▶ **Record excerpts**
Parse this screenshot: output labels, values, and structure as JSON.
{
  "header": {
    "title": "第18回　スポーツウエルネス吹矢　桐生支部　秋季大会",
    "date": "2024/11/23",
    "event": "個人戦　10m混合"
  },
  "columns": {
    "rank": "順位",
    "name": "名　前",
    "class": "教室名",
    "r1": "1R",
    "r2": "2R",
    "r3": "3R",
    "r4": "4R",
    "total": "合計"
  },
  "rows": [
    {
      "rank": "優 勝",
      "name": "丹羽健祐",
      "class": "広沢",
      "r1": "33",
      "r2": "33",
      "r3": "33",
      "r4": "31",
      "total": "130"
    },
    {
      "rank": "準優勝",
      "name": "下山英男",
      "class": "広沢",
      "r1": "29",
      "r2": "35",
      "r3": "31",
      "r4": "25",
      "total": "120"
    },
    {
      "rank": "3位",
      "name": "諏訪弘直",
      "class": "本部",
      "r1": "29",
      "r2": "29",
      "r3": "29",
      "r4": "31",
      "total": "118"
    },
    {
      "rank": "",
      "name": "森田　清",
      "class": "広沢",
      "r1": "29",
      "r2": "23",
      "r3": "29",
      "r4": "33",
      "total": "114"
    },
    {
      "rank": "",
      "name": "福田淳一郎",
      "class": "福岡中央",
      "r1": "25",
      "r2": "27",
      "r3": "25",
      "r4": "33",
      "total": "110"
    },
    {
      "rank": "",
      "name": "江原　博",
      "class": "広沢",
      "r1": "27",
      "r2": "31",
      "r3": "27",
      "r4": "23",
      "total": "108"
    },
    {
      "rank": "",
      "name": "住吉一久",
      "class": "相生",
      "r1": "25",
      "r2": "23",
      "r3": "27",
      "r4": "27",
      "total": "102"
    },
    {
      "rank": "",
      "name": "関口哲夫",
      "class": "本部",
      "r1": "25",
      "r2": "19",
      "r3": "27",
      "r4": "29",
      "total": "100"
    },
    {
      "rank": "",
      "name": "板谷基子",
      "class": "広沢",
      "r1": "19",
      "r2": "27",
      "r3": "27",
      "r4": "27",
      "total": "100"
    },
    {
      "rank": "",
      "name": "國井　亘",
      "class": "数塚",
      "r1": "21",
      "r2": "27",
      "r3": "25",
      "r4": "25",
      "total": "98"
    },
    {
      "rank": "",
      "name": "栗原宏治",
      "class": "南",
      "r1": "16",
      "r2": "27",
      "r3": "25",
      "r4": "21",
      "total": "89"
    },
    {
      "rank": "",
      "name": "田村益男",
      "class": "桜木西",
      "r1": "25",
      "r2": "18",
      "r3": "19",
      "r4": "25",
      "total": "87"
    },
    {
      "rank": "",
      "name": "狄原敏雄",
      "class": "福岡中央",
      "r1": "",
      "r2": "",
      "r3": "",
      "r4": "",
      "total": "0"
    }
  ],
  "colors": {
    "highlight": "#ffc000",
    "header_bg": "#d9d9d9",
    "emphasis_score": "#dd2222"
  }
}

▶ **Written instruction**
Nothing in the listing may be changed; retype it all exactly.

▶ **Result below**
Parse this screenshot: output labels, values, and structure as JSON.
{
  "header": {
    "title": "第18回　スポーツウエルネス吹矢　桐生支部　秋季大会",
    "date": "2024/11/23",
    "event": "個人戦　10m混合"
  },
  "columns": {
    "rank": "順位",
    "name": "名　前",
    "class": "教室名",
    "r1": "1R",
    "r2": "2R",
    "r3": "3R",
    "r4": "4R",
    "total": "合計"
  },
  "rows": [
    {
      "rank": "優 勝",
      "name": "丹羽健祐",
      "class": "広沢",
      "r1": "33",
      "r2": "33",
      "r3": "33",
      "r4": "31",
      "total": "130"
    },
    {
      "rank": "準優勝",
      "name": "下山英男",
      "class": "広沢",
      "r1": "29",
      "r2": "35",
      "r3": "31",
      "r4": "25",
      "total": "120"
    },
    {
      "rank": "3位",
      "name": "諏訪弘直",
      "class": "本部",
      "r1": "29",
      "r2": "29",
      "r3": "29",
      "r4": "31",
      "total": "118"
    },
    {
      "rank": "",
      "name": "森田　清",
      "class": "広沢",
      "r1": "29",
      "r2": "23",
      "r3": "29",
      "r4": "33",
      "total": "114"
    },
    {
      "rank": "",
      "name": "福田淳一郎",
      "class": "福岡中央",
      "r1": "25",
      "r2": "27",
      "r3": "25",
      "r4": "33",
      "total": "110"
    },
    {
      "rank": "",
      "name": "江原　博",
      "class": "広沢",
      "r1": "27",
      "r2": "31",
      "r3": "27",
      "r4": "23",
      "total": "108"
    },
    {
      "rank": "",
      "name": "住吉一久",
      "class": "相生",
      "r1": "25",
      "r2": "23",
      "r3": "27",
      "r4": "27",
      "total": "102"
    },
    {
      "rank": "",
      "name": "関口哲夫",
      "class": "本部",
      "r1": "25",
      "r2": "19",
      "r3": "27",
      "r4": "29",
      "total": "100"
    },
    {
      "rank": "",
      "name": "板谷基子",
      "class": "広沢",
      "r1": "19",
      "r2": "27",
      "r3": "27",
      "r4": "27",
      "total": "100"
    },
    {
      "rank": "",
      "name": "國井　亘",
      "class": "数塚",
      "r1": "21",
      "r2": "27",
      "r3": "25",
      "r4": "25",
      "total": "98"
    },
    {
      "rank": "",
      "name": "栗原宏治",
      "class": "南",
      "r1": "16",
      "r2": "27",
      "r3": "25",
      "r4": "21",
      "total": "89"
    },
    {
      "rank": "",
      "name": "田村益男",
      "class": "桜木西",
      "r1": "25",
      "r2": "18",
      "r3": "19",
      "r4": "25",
      "total": "87"
    },
    {
      "rank": "",
      "name": "狄原敏雄",
      "class": "福岡中央",
      "r1": "",
      "r2": "",
      "r3": "",
      "r4": "",
      "total": "0"
    }
  ],
  "colors": {
    "highlight": "#ffc000",
    "header_bg": "#d9d9d9",
    "emphasis_score": "#dd2222"
  }
}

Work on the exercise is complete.